GIVEN INSTRUCTION » Check every line of the material below for the string "text", and return the ones that have it.

Dataset items:
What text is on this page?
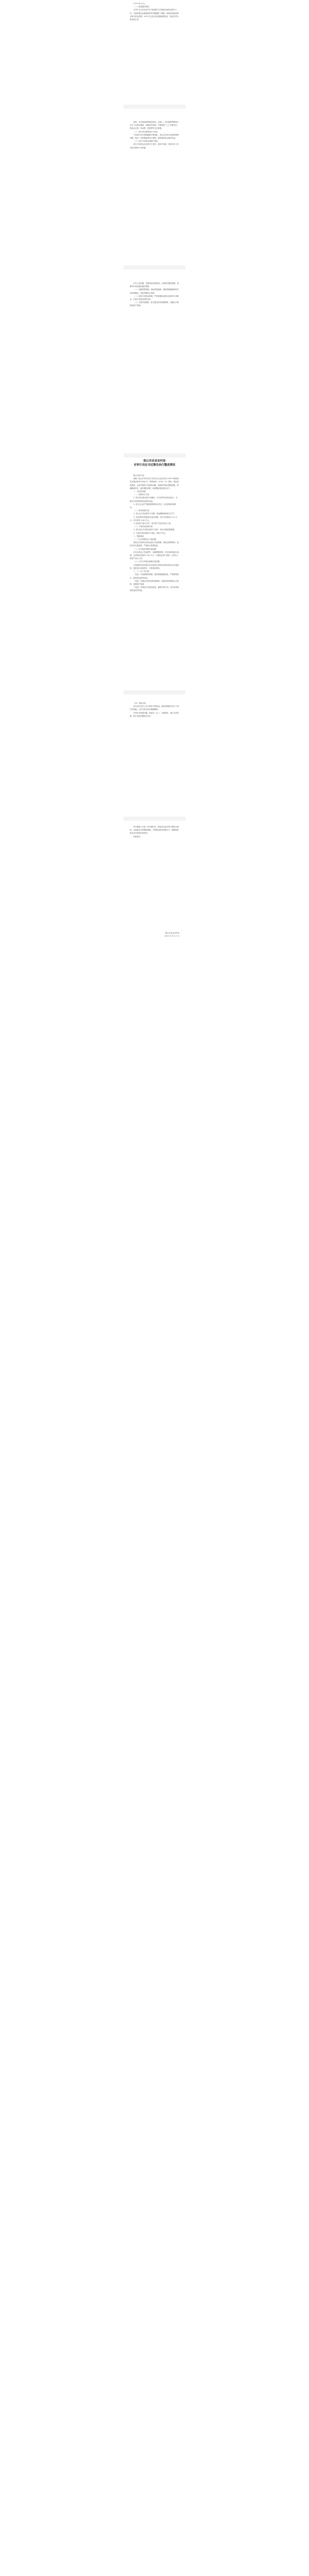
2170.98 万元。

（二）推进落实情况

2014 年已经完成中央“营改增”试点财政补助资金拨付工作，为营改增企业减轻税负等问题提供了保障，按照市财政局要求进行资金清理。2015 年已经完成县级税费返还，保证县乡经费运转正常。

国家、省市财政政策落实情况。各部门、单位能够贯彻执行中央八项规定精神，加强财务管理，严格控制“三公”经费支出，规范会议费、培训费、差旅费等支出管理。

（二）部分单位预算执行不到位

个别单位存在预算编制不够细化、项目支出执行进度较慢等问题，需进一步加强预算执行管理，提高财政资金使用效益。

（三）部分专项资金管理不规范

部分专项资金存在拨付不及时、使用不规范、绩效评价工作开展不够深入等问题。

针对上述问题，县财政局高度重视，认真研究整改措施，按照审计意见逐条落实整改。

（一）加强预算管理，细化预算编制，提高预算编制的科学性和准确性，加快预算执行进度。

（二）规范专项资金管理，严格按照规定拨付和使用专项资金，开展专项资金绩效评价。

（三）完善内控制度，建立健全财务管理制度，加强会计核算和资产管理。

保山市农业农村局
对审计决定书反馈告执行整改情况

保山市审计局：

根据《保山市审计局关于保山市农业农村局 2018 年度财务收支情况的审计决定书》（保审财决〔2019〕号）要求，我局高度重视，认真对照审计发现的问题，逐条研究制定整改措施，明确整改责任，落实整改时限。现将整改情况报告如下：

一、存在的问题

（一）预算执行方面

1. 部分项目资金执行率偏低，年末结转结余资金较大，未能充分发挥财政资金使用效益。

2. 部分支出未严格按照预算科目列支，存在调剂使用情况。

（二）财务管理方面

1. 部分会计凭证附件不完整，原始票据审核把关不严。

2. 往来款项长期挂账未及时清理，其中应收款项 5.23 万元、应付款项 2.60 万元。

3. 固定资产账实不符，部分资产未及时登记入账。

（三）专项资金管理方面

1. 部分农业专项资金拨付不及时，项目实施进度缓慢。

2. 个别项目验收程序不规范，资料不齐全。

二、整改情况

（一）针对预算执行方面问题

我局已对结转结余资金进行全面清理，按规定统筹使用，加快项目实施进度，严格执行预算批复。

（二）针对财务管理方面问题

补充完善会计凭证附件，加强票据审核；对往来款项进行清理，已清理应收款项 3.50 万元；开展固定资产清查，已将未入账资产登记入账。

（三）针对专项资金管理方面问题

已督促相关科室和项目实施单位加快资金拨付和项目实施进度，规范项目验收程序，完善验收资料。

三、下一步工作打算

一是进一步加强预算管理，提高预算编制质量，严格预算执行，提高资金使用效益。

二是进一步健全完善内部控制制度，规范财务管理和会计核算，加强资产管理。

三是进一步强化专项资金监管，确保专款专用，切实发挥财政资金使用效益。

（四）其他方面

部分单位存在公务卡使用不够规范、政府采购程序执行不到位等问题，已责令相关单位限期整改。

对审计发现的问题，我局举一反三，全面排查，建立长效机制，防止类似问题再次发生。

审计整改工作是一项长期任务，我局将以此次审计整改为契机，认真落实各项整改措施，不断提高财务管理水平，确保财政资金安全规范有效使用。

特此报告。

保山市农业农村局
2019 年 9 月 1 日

---

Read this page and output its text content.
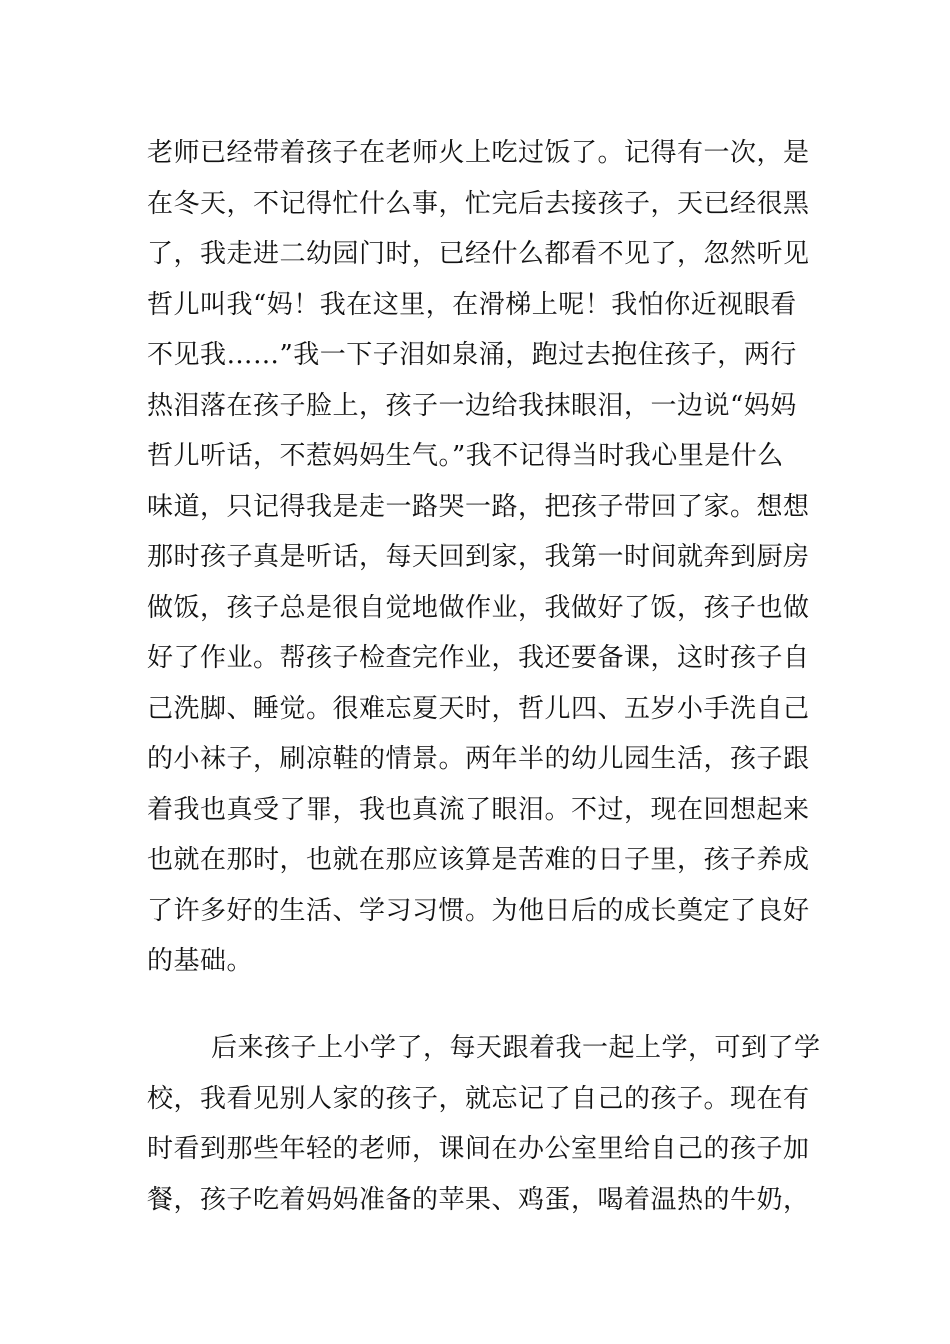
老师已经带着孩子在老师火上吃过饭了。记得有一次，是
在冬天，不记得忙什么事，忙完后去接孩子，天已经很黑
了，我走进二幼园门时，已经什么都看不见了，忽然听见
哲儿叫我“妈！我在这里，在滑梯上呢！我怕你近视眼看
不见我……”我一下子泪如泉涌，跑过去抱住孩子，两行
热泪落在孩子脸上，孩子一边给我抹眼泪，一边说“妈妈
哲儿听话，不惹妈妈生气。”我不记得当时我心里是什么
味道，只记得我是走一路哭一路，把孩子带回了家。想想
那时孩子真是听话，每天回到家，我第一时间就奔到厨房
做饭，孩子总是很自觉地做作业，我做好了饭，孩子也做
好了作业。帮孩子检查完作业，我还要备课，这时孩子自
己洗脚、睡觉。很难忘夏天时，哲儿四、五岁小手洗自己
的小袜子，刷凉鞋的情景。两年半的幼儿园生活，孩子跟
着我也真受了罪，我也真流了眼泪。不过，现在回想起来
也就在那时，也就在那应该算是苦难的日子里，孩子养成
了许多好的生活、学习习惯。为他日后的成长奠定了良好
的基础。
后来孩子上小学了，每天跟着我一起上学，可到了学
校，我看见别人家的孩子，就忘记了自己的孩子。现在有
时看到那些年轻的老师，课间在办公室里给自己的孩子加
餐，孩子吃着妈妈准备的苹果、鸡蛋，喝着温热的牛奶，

REPLY »
What text is on this page?
Read this page and output its text content.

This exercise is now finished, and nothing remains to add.